What you should do ▸ Rewrite the lines below as a numbered list, leaving out any blank lines.

Dataset extract ▸
— Begin —

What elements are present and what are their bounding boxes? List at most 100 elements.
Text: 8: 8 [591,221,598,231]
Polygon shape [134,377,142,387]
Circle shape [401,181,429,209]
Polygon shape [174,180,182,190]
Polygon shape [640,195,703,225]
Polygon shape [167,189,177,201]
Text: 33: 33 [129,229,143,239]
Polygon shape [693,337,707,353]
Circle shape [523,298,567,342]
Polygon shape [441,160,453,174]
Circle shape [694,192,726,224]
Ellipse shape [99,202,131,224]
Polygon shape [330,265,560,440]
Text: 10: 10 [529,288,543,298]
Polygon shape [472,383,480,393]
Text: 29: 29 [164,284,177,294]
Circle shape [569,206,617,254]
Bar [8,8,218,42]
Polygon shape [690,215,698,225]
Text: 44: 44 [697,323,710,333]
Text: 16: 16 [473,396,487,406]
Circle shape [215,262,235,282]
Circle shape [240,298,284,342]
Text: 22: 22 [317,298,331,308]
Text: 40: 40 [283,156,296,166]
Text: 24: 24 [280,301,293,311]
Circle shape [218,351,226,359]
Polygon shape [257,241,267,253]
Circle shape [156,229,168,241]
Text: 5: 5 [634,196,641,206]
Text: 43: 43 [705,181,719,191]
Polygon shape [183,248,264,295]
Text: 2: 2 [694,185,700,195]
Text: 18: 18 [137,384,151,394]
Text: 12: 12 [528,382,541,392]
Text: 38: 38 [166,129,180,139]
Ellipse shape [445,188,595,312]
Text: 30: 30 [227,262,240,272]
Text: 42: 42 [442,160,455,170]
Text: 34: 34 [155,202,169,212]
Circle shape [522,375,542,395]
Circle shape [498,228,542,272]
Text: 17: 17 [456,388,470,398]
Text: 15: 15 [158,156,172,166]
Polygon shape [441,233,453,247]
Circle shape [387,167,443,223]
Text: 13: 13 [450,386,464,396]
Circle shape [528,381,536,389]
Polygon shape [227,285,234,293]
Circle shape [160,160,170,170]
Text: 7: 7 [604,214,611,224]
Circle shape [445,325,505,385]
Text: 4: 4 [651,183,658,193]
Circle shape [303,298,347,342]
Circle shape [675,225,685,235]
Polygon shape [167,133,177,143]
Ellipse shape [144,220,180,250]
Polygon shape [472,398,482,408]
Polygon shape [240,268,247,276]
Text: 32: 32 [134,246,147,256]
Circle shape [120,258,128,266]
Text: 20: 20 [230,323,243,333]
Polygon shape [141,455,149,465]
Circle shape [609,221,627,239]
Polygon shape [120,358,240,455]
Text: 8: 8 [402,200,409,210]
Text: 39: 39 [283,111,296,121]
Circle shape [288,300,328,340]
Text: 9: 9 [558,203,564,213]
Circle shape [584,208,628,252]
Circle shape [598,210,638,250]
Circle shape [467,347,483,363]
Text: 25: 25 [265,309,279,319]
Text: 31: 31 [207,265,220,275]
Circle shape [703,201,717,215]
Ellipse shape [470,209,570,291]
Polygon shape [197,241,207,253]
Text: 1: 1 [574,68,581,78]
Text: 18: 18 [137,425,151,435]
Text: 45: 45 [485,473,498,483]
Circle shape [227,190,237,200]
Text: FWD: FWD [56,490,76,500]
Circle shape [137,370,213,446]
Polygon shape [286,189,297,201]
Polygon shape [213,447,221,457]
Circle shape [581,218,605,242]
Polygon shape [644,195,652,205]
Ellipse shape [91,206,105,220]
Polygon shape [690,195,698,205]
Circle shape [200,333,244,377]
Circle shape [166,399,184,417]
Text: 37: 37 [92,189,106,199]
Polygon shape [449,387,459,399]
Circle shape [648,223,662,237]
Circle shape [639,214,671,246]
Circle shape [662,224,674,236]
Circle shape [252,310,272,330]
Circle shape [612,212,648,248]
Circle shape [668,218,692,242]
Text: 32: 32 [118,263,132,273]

— End —

Solution to the problem ▸
1. What elements are present and what are their bounding boxes? List at most 100 elements.
2. Text: 8: 8 [591,221,598,231]
3. Polygon shape [134,377,142,387]
4. Circle shape [401,181,429,209]
5. Polygon shape [174,180,182,190]
6. Polygon shape [640,195,703,225]
7. Polygon shape [167,189,177,201]
8. Text: 33: 33 [129,229,143,239]
9. Polygon shape [693,337,707,353]
10. Circle shape [523,298,567,342]
11. Polygon shape [441,160,453,174]
12. Circle shape [694,192,726,224]
13. Ellipse shape [99,202,131,224]
14. Polygon shape [330,265,560,440]
15. Text: 10: 10 [529,288,543,298]
16. Polygon shape [472,383,480,393]
17. Text: 29: 29 [164,284,177,294]
18. Circle shape [569,206,617,254]
19. Bar [8,8,218,42]
20. Polygon shape [690,215,698,225]
21. Text: 44: 44 [697,323,710,333]
22. Text: 16: 16 [473,396,487,406]
23. Circle shape [215,262,235,282]
24. Circle shape [240,298,284,342]
25. Text: 22: 22 [317,298,331,308]
26. Text: 40: 40 [283,156,296,166]
27. Text: 24: 24 [280,301,293,311]
28. Circle shape [218,351,226,359]
29. Polygon shape [257,241,267,253]
30. Circle shape [156,229,168,241]
31. Text: 5: 5 [634,196,641,206]
32. Text: 43: 43 [705,181,719,191]
33. Polygon shape [183,248,264,295]
34. Text: 2: 2 [694,185,700,195]
35. Text: 18: 18 [137,384,151,394]
36. Text: 12: 12 [528,382,541,392]
37. Text: 38: 38 [166,129,180,139]
38. Ellipse shape [445,188,595,312]
39. Text: 30: 30 [227,262,240,272]
40. Text: 42: 42 [442,160,455,170]
41. Text: 34: 34 [155,202,169,212]
42. Circle shape [522,375,542,395]
43. Circle shape [498,228,542,272]
44. Text: 17: 17 [456,388,470,398]
45. Text: 15: 15 [158,156,172,166]
46. Polygon shape [441,233,453,247]
47. Circle shape [387,167,443,223]
48. Text: 13: 13 [450,386,464,396]
49. Circle shape [528,381,536,389]
50. Polygon shape [227,285,234,293]
51. Circle shape [160,160,170,170]
52. Text: 7: 7 [604,214,611,224]
53. Circle shape [445,325,505,385]
54. Text: 4: 4 [651,183,658,193]
55. Circle shape [303,298,347,342]
56. Circle shape [675,225,685,235]
57. Polygon shape [167,133,177,143]
58. Ellipse shape [144,220,180,250]
59. Polygon shape [472,398,482,408]
60. Polygon shape [240,268,247,276]
61. Text: 32: 32 [134,246,147,256]
62. Circle shape [120,258,128,266]
63. Text: 20: 20 [230,323,243,333]
64. Polygon shape [141,455,149,465]
65. Circle shape [609,221,627,239]
66. Polygon shape [120,358,240,455]
67. Text: 8: 8 [402,200,409,210]
68. Text: 39: 39 [283,111,296,121]
69. Circle shape [288,300,328,340]
70. Text: 9: 9 [558,203,564,213]
71. Circle shape [584,208,628,252]
72. Circle shape [598,210,638,250]
73. Circle shape [467,347,483,363]
74. Text: 25: 25 [265,309,279,319]
75. Text: 31: 31 [207,265,220,275]
76. Circle shape [703,201,717,215]
77. Ellipse shape [470,209,570,291]
78. Polygon shape [197,241,207,253]
79. Text: 1: 1 [574,68,581,78]
80. Text: 18: 18 [137,425,151,435]
81. Text: 45: 45 [485,473,498,483]
82. Circle shape [227,190,237,200]
83. Text: FWD: FWD [56,490,76,500]
84. Circle shape [137,370,213,446]
85. Polygon shape [286,189,297,201]
86. Polygon shape [213,447,221,457]
87. Circle shape [581,218,605,242]
88. Polygon shape [644,195,652,205]
89. Ellipse shape [91,206,105,220]
90. Polygon shape [690,195,698,205]
91. Circle shape [200,333,244,377]
92. Circle shape [166,399,184,417]
93. Text: 37: 37 [92,189,106,199]
94. Polygon shape [449,387,459,399]
95. Circle shape [648,223,662,237]
96. Circle shape [639,214,671,246]
97. Circle shape [662,224,674,236]
98. Circle shape [252,310,272,330]
99. Circle shape [612,212,648,248]
100. Circle shape [668,218,692,242]
101. Text: 32: 32 [118,263,132,273]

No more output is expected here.